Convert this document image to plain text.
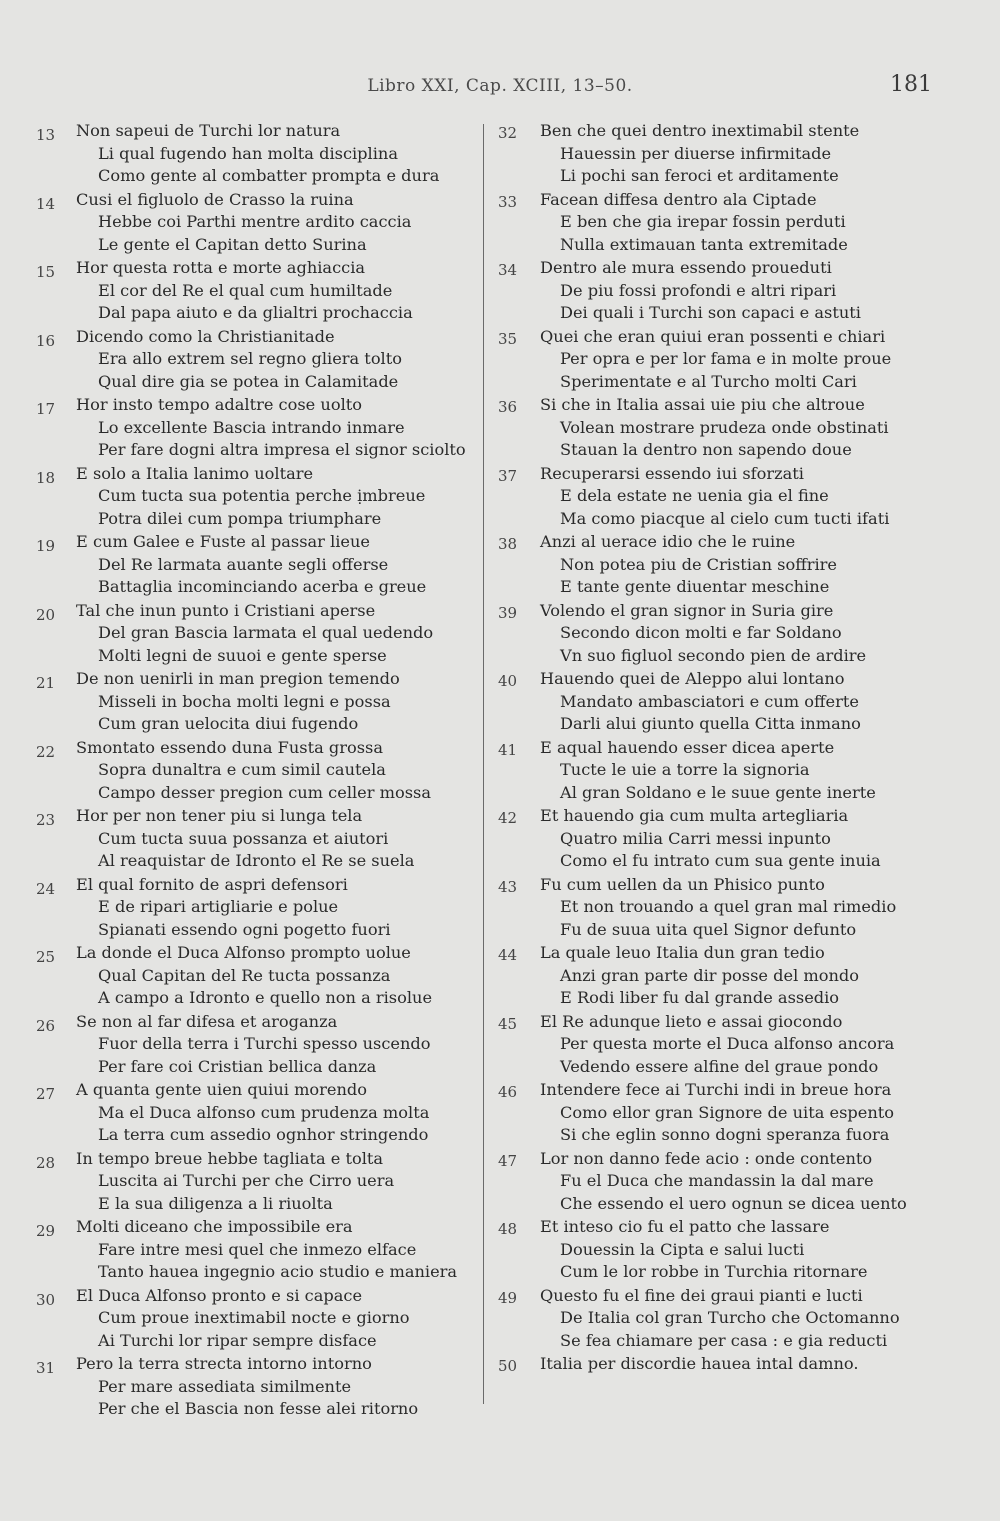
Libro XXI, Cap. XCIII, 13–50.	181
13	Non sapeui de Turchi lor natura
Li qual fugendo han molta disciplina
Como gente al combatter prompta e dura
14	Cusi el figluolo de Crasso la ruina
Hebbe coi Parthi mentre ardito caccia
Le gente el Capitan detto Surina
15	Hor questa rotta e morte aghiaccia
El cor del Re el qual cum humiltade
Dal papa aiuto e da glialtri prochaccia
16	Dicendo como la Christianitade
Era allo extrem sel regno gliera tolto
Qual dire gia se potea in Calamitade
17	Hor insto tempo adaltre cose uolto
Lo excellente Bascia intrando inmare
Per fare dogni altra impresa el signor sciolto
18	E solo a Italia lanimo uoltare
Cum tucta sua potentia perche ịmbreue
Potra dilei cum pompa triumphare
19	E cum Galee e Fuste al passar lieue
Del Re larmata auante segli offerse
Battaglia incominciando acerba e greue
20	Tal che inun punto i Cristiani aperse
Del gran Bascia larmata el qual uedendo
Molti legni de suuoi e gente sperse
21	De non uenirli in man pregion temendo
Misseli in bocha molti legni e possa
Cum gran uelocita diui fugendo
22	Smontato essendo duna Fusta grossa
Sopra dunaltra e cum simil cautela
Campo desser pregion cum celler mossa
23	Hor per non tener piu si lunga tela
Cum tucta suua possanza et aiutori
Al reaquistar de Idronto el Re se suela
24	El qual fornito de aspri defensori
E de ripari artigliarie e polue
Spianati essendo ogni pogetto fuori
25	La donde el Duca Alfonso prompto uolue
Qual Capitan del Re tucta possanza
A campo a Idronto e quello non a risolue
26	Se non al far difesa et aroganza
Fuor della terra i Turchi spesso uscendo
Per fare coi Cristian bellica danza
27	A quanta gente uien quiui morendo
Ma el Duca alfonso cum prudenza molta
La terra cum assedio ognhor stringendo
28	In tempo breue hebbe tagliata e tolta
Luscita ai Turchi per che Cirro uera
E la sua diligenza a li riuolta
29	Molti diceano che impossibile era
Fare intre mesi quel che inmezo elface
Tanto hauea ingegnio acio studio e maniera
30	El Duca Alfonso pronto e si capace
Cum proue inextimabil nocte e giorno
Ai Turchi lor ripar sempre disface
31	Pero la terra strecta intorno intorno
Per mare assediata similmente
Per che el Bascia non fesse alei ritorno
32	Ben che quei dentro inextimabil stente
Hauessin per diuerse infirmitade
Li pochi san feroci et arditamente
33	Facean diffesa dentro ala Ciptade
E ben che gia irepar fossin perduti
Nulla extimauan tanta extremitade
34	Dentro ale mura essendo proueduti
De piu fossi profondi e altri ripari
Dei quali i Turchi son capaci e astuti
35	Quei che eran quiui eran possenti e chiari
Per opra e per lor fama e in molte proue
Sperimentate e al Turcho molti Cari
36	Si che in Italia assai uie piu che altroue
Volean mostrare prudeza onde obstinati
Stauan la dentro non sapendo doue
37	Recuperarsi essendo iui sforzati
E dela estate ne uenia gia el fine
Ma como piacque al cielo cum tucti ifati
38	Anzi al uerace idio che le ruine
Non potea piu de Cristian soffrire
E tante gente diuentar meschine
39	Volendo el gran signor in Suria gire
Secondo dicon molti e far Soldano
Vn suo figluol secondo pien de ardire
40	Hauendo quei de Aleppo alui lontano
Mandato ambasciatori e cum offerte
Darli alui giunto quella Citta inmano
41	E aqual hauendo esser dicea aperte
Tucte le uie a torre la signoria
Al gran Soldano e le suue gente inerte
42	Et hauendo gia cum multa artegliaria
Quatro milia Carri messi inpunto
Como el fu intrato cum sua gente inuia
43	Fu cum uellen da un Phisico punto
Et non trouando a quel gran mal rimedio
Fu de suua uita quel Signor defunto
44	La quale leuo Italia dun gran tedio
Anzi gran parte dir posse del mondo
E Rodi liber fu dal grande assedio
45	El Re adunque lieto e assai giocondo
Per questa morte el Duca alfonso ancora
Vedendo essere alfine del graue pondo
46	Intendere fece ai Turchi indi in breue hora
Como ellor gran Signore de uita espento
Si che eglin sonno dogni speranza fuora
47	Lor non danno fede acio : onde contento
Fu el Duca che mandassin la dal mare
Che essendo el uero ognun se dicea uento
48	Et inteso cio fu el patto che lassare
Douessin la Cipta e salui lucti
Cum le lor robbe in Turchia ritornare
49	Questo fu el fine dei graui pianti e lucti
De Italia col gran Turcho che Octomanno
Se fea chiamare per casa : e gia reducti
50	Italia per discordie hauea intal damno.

----

— TASK DIRECTIONS —
Which lines of the data above contain "Capitan"? Copy each one.

— ANSWER FOR THE TASK —
Le gente el Capitan detto Surina
Qual Capitan del Re tucta possanza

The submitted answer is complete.